▸ Records shown
- - - - -
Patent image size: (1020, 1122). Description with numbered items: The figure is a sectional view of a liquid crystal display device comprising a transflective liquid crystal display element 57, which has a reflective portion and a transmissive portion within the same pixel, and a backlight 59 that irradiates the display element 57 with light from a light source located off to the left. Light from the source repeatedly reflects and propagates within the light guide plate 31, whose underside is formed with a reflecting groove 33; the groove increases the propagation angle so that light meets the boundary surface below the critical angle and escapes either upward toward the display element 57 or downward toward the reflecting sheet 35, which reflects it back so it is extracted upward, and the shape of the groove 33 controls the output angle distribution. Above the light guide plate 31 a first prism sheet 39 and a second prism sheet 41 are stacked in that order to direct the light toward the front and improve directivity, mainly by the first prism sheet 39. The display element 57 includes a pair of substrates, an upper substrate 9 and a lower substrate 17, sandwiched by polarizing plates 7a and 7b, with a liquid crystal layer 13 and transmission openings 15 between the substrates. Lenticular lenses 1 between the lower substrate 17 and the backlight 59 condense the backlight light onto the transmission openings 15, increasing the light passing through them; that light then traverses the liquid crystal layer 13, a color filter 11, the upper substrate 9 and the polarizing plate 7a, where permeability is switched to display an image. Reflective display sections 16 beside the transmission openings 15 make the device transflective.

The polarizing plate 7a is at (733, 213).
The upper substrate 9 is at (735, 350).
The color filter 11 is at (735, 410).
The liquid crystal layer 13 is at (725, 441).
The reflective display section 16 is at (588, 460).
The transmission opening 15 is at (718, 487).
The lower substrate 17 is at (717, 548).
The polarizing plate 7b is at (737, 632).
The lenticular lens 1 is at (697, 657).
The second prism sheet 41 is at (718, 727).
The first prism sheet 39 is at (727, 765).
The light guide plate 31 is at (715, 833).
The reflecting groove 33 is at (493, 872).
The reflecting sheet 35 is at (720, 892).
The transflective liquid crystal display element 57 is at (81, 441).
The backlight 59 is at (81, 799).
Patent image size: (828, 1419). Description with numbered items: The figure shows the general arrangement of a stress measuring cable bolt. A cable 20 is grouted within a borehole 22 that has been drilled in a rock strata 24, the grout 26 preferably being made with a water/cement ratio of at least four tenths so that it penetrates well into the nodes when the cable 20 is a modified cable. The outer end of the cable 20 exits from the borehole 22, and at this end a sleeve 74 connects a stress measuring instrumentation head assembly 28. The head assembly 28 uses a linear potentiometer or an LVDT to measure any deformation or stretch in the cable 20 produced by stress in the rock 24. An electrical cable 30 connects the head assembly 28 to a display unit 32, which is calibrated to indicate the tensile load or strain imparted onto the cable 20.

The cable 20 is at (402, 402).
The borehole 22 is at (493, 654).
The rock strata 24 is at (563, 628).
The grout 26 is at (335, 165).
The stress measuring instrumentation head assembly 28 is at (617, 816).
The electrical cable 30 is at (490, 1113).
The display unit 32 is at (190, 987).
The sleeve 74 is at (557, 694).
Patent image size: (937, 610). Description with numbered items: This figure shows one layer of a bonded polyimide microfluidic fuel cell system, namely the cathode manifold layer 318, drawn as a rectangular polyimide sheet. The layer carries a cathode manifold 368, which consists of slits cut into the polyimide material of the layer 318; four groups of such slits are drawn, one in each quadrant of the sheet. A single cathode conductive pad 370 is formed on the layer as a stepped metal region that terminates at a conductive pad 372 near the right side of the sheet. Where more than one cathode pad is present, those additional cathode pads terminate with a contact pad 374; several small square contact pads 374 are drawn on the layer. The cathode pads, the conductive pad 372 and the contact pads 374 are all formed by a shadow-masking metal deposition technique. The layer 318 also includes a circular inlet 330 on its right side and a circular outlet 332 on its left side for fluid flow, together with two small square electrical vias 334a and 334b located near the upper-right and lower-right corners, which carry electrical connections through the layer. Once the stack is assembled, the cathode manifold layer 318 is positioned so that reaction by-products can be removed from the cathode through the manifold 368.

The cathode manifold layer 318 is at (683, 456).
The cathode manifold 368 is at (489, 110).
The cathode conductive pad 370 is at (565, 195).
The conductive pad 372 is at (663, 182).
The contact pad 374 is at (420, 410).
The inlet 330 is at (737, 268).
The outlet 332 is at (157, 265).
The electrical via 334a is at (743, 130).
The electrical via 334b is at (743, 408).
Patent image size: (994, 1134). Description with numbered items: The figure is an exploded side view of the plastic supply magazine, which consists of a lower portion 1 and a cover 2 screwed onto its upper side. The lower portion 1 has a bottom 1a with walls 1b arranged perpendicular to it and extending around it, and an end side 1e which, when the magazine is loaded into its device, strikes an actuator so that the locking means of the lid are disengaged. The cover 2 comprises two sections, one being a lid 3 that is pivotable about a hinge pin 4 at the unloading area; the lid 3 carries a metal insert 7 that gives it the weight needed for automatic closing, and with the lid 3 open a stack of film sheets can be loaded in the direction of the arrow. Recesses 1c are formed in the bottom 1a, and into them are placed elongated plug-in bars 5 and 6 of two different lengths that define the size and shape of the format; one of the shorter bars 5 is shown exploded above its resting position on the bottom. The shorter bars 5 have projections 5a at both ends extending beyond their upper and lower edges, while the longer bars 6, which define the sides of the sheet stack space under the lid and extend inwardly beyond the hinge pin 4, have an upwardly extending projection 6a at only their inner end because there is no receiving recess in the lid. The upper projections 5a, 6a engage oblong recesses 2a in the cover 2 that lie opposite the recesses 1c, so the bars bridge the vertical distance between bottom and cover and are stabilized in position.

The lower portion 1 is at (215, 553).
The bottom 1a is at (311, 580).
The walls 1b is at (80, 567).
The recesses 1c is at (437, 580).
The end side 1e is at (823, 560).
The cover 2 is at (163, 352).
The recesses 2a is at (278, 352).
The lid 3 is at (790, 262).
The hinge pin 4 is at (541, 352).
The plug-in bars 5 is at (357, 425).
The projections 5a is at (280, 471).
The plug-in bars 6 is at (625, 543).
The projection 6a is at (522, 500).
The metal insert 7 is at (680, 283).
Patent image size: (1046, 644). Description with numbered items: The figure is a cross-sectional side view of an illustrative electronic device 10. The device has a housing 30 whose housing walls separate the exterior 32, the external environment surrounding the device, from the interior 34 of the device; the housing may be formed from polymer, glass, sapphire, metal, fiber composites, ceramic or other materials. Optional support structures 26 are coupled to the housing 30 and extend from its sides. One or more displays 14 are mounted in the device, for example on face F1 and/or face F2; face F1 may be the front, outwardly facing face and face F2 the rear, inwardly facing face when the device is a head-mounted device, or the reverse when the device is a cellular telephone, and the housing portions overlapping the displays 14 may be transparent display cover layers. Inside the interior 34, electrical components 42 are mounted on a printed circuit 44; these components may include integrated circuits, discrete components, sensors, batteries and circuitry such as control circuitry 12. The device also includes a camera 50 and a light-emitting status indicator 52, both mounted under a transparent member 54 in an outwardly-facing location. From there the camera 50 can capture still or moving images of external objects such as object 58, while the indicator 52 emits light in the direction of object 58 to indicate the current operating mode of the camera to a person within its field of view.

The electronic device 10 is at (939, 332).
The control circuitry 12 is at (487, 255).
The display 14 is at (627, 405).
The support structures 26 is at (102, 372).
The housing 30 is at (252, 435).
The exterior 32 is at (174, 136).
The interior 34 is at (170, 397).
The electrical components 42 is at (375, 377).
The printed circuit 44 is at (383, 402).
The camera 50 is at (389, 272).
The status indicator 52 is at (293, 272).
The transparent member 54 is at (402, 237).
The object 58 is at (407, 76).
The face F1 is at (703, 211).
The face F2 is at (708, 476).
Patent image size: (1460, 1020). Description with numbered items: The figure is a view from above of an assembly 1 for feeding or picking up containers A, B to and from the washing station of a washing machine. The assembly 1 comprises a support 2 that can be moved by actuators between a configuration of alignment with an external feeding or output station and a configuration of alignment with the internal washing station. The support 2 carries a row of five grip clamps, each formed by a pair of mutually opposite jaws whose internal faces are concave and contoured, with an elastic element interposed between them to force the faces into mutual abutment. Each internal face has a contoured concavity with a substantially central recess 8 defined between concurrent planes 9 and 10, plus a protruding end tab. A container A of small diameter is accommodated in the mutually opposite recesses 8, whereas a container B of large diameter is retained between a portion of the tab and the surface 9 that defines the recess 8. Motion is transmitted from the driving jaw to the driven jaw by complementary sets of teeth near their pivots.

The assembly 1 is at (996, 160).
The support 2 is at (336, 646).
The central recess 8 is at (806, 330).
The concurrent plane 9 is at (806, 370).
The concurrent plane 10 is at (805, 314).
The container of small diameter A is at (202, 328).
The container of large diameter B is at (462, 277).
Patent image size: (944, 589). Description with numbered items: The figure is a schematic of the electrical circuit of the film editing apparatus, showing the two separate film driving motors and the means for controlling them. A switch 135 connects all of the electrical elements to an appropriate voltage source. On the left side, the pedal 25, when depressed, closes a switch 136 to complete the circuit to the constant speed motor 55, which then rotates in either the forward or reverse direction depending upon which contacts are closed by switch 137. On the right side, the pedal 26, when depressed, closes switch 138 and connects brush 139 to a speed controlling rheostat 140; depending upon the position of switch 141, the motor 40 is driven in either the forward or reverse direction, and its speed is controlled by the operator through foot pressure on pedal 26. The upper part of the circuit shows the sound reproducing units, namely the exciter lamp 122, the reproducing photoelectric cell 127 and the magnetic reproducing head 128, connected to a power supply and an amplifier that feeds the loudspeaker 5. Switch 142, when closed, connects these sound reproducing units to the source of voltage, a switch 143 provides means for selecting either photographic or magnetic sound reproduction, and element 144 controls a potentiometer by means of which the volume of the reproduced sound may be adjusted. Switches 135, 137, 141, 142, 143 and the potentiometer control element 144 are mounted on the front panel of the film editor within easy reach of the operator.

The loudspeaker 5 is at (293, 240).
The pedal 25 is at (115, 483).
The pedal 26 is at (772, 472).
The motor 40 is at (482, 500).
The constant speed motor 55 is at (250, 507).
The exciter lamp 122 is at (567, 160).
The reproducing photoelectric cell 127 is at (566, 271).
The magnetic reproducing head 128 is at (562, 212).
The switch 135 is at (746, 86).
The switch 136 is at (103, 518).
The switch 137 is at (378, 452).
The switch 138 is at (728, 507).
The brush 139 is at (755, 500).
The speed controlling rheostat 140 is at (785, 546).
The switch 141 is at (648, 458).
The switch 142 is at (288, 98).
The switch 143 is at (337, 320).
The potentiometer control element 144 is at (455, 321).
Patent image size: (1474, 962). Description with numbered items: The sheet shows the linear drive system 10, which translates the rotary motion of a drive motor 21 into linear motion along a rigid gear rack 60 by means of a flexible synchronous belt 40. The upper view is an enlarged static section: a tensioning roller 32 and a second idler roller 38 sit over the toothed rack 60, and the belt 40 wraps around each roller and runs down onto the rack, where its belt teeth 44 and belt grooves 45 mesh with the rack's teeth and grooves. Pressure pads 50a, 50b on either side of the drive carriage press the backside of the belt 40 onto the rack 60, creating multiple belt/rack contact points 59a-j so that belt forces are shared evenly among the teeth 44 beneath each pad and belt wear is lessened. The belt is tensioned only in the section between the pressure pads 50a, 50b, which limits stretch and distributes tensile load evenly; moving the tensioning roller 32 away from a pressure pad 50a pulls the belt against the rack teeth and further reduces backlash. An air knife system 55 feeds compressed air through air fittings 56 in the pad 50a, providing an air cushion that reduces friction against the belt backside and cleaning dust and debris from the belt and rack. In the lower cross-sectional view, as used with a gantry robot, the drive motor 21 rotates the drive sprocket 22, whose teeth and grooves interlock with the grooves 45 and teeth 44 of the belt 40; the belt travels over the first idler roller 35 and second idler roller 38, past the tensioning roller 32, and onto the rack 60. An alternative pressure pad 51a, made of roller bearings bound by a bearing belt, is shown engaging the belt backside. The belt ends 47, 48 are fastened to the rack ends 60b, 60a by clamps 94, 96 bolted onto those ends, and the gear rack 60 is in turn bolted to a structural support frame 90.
- - - - -
▸ Given task
Copy the rows from the line with "Patent image size: (828, 1419)." up to and including the line with "The sleeve 74 is at (557, 694).", reproducing each line unchanged.

▸ Written answer
Patent image size: (828, 1419). Description with numbered items: The figure shows the general arrangement of a stress measuring cable bolt. A cable 20 is grouted within a borehole 22 that has been drilled in a rock strata 24, the grout 26 preferably being made with a water/cement ratio of at least four tenths so that it penetrates well into the nodes when the cable 20 is a modified cable. The outer end of the cable 20 exits from the borehole 22, and at this end a sleeve 74 connects a stress measuring instrumentation head assembly 28. The head assembly 28 uses a linear potentiometer or an LVDT to measure any deformation or stretch in the cable 20 produced by stress in the rock 24. An electrical cable 30 connects the head assembly 28 to a display unit 32, which is calibrated to indicate the tensile load or strain imparted onto the cable 20.

The cable 20 is at (402, 402).
The borehole 22 is at (493, 654).
The rock strata 24 is at (563, 628).
The grout 26 is at (335, 165).
The stress measuring instrumentation head assembly 28 is at (617, 816).
The electrical cable 30 is at (490, 1113).
The display unit 32 is at (190, 987).
The sleeve 74 is at (557, 694).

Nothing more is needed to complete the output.